DATA SUPPLIED:
• • • •

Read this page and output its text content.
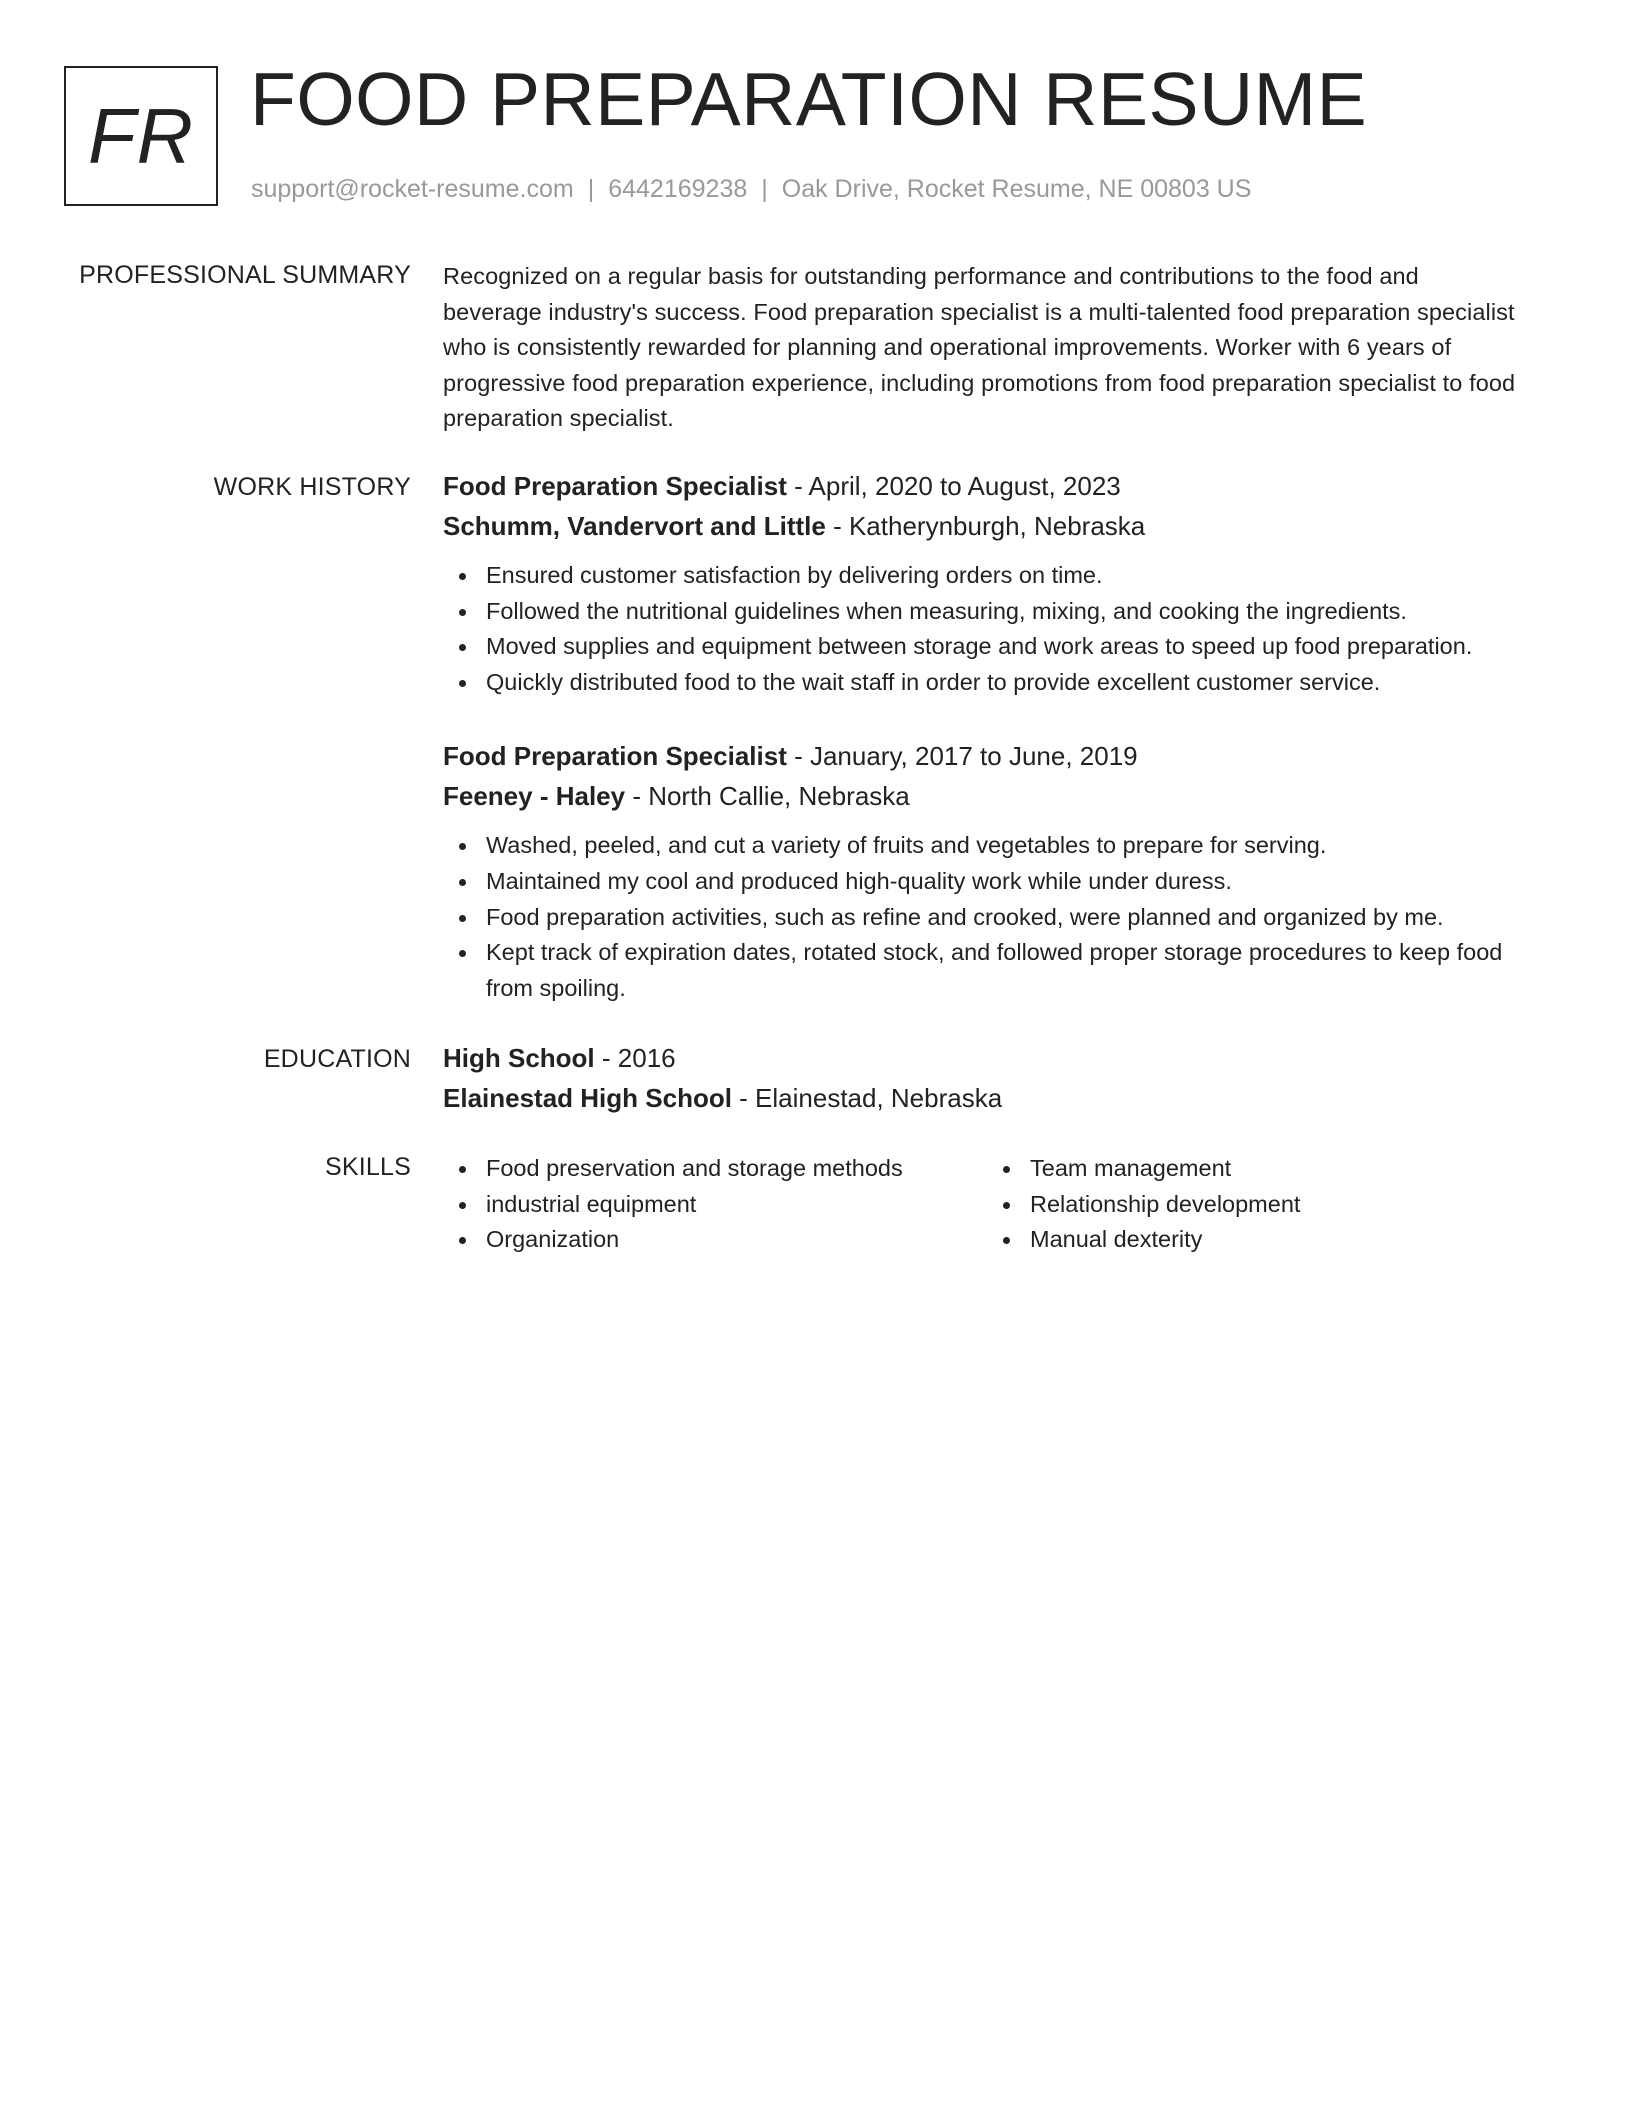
FR FOOD PREPARATION RESUME
support@rocket-resume.com | 6442169238 | Oak Drive, Rocket Resume, NE 00803 US
PROFESSIONAL SUMMARY Recognized on a regular basis for outstanding performance and contributions to the food and beverage industry's success. Food preparation specialist is a multi-talented food preparation specialist who is consistently rewarded for planning and operational improvements. Worker with 6 years of progressive food preparation experience, including promotions from food preparation specialist to food preparation specialist.

WORK HISTORY Food Preparation Specialist - April, 2020 to August, 2023
Schumm, Vandervort and Little - Katherynburgh, Nebraska
Ensured customer satisfaction by delivering orders on time.
Followed the nutritional guidelines when measuring, mixing, and cooking the ingredients.
Moved supplies and equipment between storage and work areas to speed up food preparation.
Quickly distributed food to the wait staff in order to provide excellent customer service.
Food Preparation Specialist - January, 2017 to June, 2019
Feeney - Haley - North Callie, Nebraska
Washed, peeled, and cut a variety of fruits and vegetables to prepare for serving.
Maintained my cool and produced high-quality work while under duress.
Food preparation activities, such as refine and crooked, were planned and organized by me.
Kept track of expiration dates, rotated stock, and followed proper storage procedures to keep food from spoiling.
EDUCATION High School - 2016
Elainestad High School - Elainestad, Nebraska
SKILLS	Food preservation and storage methods
industrial equipment
Organization
Team management
Relationship development
Manual dexterity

• • • •

STATED TASK: Repeat the entries exactly. Pictures are excluded from the copy.

EXERCISE RESULT:
Read this page and output its text content.
FR FOOD PREPARATION RESUME
support@rocket-resume.com | 6442169238 | Oak Drive, Rocket Resume, NE 00803 US
PROFESSIONAL SUMMARY Recognized on a regular basis for outstanding performance and contributions to the food and beverage industry's success. Food preparation specialist is a multi-talented food preparation specialist who is consistently rewarded for planning and operational improvements. Worker with 6 years of progressive food preparation experience, including promotions from food preparation specialist to food preparation specialist.

WORK HISTORY Food Preparation Specialist - April, 2020 to August, 2023
Schumm, Vandervort and Little - Katherynburgh, Nebraska
Ensured customer satisfaction by delivering orders on time.
Followed the nutritional guidelines when measuring, mixing, and cooking the ingredients.
Moved supplies and equipment between storage and work areas to speed up food preparation.
Quickly distributed food to the wait staff in order to provide excellent customer service.
Food Preparation Specialist - January, 2017 to June, 2019
Feeney - Haley - North Callie, Nebraska
Washed, peeled, and cut a variety of fruits and vegetables to prepare for serving.
Maintained my cool and produced high-quality work while under duress.
Food preparation activities, such as refine and crooked, were planned and organized by me.
Kept track of expiration dates, rotated stock, and followed proper storage procedures to keep food from spoiling.
EDUCATION High School - 2016
Elainestad High School - Elainestad, Nebraska
SKILLS	Food preservation and storage methods
industrial equipment
Organization
Team management
Relationship development
Manual dexterity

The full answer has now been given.